CHALLENGE: From the entries below, please gather each line containing the string "Solution".

DATASET ENTRIES:
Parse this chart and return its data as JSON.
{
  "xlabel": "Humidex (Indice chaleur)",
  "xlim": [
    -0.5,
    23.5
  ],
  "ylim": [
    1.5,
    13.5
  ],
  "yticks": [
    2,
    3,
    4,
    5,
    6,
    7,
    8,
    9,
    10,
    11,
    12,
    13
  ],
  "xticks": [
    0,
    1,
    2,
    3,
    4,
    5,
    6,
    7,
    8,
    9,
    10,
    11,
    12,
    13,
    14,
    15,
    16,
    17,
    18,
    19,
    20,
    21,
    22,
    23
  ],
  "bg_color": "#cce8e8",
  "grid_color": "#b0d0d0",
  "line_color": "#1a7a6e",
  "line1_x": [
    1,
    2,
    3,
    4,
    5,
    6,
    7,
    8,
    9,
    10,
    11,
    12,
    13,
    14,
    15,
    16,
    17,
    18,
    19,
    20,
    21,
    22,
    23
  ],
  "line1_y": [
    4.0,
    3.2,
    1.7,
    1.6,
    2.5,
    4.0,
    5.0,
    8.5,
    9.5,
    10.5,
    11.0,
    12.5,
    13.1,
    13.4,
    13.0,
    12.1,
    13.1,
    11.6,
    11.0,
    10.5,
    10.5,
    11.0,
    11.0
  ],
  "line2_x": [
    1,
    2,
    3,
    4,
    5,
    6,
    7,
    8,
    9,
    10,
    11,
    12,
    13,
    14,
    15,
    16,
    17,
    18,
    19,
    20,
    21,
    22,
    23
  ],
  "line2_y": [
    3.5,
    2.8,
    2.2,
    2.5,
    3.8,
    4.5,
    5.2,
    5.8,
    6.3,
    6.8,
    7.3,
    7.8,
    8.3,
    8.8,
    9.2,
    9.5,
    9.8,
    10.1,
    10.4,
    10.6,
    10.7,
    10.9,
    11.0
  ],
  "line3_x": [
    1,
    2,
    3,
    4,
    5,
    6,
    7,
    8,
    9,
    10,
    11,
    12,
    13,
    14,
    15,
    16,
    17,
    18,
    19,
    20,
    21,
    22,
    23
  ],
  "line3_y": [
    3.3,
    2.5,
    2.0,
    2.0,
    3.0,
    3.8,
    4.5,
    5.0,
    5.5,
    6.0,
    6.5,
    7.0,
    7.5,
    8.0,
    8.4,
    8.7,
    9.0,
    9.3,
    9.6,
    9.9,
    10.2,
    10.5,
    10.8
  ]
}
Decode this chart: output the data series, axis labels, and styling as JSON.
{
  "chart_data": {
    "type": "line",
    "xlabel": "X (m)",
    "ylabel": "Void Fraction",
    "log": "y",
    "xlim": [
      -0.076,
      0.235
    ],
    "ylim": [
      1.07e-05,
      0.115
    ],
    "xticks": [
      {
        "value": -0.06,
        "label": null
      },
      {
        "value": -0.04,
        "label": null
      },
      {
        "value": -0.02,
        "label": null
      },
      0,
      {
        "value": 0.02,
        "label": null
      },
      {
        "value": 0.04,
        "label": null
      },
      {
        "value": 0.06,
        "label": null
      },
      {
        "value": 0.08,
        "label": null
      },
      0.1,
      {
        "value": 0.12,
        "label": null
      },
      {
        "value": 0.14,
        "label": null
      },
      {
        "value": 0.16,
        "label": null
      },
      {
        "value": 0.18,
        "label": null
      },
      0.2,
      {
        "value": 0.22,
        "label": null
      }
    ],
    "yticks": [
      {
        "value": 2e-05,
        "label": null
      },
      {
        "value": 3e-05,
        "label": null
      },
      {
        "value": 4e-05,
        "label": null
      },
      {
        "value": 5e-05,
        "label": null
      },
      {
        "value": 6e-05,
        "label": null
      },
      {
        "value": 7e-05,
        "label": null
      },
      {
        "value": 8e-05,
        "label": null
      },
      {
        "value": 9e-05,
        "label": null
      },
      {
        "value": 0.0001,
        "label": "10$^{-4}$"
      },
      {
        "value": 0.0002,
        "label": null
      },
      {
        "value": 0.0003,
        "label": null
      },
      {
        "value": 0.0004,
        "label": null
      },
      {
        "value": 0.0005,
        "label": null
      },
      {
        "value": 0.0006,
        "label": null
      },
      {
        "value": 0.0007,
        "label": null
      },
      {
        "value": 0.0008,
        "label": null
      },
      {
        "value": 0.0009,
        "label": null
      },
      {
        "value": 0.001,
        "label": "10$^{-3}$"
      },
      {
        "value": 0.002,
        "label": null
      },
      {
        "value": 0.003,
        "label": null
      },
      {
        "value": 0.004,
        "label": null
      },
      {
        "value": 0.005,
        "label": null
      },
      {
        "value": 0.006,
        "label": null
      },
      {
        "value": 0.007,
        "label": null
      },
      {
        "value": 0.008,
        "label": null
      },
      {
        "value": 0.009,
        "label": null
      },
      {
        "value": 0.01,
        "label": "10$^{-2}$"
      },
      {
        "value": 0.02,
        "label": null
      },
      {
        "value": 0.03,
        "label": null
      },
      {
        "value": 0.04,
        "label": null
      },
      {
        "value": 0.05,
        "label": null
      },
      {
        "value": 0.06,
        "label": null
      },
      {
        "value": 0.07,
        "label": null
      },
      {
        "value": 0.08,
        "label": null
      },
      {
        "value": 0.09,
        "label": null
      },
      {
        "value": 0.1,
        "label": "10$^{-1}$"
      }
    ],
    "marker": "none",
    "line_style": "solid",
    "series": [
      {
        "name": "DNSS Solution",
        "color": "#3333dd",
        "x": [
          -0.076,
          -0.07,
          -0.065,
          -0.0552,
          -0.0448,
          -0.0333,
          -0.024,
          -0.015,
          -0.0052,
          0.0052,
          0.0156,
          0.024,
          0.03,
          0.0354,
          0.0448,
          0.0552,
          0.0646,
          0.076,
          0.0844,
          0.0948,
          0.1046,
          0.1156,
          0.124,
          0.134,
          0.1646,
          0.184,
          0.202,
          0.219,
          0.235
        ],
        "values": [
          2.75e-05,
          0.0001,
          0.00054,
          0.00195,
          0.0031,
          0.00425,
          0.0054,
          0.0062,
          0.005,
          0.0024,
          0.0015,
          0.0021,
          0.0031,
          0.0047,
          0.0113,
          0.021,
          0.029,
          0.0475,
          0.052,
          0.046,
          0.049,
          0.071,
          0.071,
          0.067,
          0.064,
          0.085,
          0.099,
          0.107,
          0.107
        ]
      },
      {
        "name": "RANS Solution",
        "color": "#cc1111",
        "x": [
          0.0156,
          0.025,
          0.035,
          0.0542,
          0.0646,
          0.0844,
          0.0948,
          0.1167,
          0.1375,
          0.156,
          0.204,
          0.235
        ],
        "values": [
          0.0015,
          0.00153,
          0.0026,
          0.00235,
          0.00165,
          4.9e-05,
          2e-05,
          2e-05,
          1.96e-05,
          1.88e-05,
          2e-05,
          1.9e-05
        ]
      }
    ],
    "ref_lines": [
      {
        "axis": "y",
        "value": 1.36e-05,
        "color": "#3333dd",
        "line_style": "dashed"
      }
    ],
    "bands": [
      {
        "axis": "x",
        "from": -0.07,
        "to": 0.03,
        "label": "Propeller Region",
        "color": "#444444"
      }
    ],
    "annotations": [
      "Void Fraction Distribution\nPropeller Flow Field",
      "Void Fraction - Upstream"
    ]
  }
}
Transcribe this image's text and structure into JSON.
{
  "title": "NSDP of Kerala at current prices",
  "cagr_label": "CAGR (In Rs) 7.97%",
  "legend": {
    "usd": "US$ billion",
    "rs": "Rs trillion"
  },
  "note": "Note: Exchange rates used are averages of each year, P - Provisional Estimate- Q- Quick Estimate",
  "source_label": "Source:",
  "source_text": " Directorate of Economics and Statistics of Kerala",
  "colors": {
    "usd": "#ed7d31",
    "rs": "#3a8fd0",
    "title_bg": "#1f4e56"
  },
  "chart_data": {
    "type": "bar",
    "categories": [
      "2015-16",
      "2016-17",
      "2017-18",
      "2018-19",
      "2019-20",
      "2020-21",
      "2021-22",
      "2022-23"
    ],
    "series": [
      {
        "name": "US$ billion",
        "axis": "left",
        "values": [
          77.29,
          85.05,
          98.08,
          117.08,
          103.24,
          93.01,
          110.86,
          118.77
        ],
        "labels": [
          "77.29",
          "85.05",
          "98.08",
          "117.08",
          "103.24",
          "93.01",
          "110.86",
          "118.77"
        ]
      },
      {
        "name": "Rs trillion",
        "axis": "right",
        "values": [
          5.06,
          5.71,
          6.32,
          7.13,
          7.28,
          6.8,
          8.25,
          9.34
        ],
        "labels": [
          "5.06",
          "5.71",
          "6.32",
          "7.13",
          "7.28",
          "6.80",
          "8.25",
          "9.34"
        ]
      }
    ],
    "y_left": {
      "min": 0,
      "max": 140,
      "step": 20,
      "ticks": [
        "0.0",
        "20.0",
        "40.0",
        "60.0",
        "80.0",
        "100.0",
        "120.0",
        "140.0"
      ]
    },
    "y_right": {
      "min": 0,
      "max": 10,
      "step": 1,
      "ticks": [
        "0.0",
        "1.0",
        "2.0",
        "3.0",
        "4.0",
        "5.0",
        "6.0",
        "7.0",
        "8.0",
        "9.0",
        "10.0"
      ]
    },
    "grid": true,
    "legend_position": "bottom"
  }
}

RESULT OF THE TASK:
        "name": "DNSS Solution",
        "name": "RANS Solution",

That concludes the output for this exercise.